### [ROWS]
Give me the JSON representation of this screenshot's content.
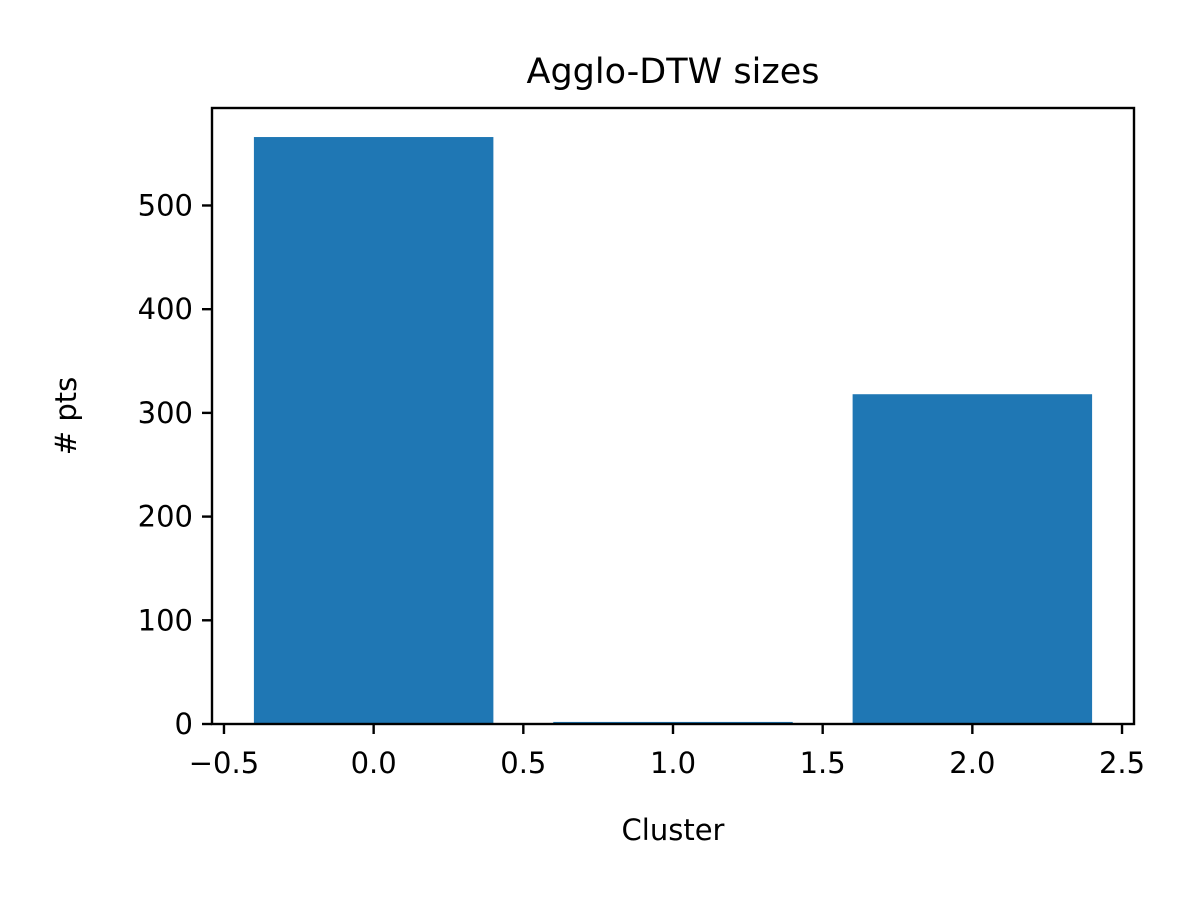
{
  "chart_data": {
    "type": "bar",
    "title": "Agglo-DTW sizes",
    "xlabel": "Cluster",
    "ylabel": "# pts",
    "x": [
      0,
      1,
      2
    ],
    "values": [
      566,
      2,
      318
    ],
    "bar_width": 0.8,
    "xlim": [
      -0.54,
      2.54
    ],
    "ylim": [
      0,
      594
    ],
    "xticks": [
      -0.5,
      0.0,
      0.5,
      1.0,
      1.5,
      2.0,
      2.5
    ],
    "xtick_labels": [
      "−0.5",
      "0.0",
      "0.5",
      "1.0",
      "1.5",
      "2.0",
      "2.5"
    ],
    "yticks": [
      0,
      100,
      200,
      300,
      400,
      500
    ],
    "ytick_labels": [
      "0",
      "100",
      "200",
      "300",
      "400",
      "500"
    ],
    "bar_color": "#1f77b4",
    "grid": false,
    "legend": "none"
  }
}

### [WRITTEN INSTRUCTION]
Reproduce the listing above exactly, excluding all pictures.

### [FINISHED EXERCISE]
Give me the JSON representation of this screenshot's content.
{
  "chart_data": {
    "type": "bar",
    "title": "Agglo-DTW sizes",
    "xlabel": "Cluster",
    "ylabel": "# pts",
    "x": [
      0,
      1,
      2
    ],
    "values": [
      566,
      2,
      318
    ],
    "bar_width": 0.8,
    "xlim": [
      -0.54,
      2.54
    ],
    "ylim": [
      0,
      594
    ],
    "xticks": [
      -0.5,
      0.0,
      0.5,
      1.0,
      1.5,
      2.0,
      2.5
    ],
    "xtick_labels": [
      "−0.5",
      "0.0",
      "0.5",
      "1.0",
      "1.5",
      "2.0",
      "2.5"
    ],
    "yticks": [
      0,
      100,
      200,
      300,
      400,
      500
    ],
    "ytick_labels": [
      "0",
      "100",
      "200",
      "300",
      "400",
      "500"
    ],
    "bar_color": "#1f77b4",
    "grid": false,
    "legend": "none"
  }
}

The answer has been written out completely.